### EXERCISE PROMPT
Scan the data. Collect each line that contains the word "title".

BEGIN DATASET RECORDS

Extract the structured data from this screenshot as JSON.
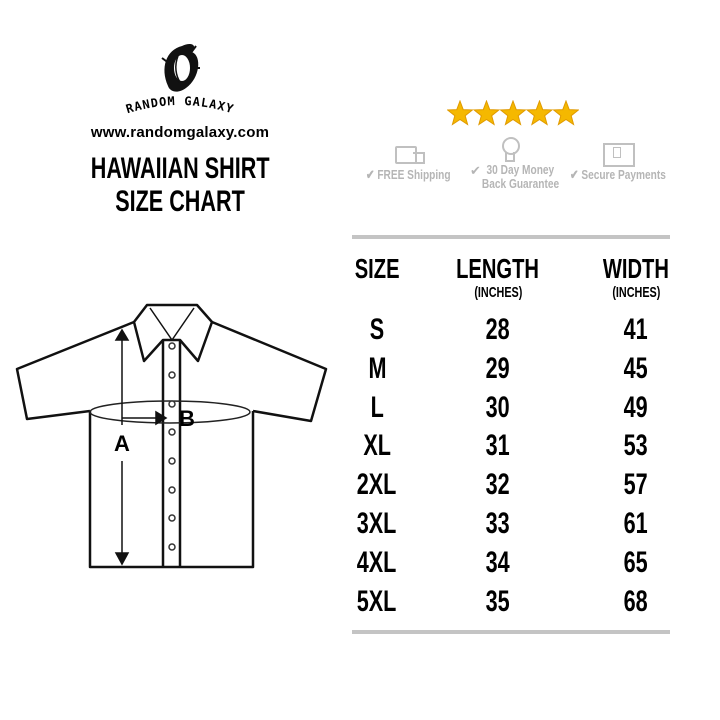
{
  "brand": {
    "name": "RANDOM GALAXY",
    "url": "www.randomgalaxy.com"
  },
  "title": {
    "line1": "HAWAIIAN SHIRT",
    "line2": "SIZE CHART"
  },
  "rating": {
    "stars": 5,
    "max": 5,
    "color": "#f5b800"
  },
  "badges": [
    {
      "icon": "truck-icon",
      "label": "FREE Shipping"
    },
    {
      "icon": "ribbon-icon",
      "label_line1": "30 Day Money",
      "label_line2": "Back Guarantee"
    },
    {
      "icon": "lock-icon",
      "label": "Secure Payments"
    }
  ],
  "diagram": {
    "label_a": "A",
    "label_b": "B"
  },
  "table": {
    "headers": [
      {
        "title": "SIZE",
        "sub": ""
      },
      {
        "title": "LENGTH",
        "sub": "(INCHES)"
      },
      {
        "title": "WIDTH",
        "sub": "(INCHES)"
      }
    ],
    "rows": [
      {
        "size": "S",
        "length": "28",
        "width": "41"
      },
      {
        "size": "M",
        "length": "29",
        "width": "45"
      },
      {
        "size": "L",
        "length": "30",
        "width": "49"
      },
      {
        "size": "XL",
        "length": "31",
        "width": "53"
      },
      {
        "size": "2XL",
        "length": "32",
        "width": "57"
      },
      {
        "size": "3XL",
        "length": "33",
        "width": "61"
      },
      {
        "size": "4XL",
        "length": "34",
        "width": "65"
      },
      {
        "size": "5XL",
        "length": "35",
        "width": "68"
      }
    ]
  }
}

END DATASET RECORDS

### WRITTEN RESPONSE
  "title": {
        "title": "SIZE",
        "title": "LENGTH",
        "title": "WIDTH",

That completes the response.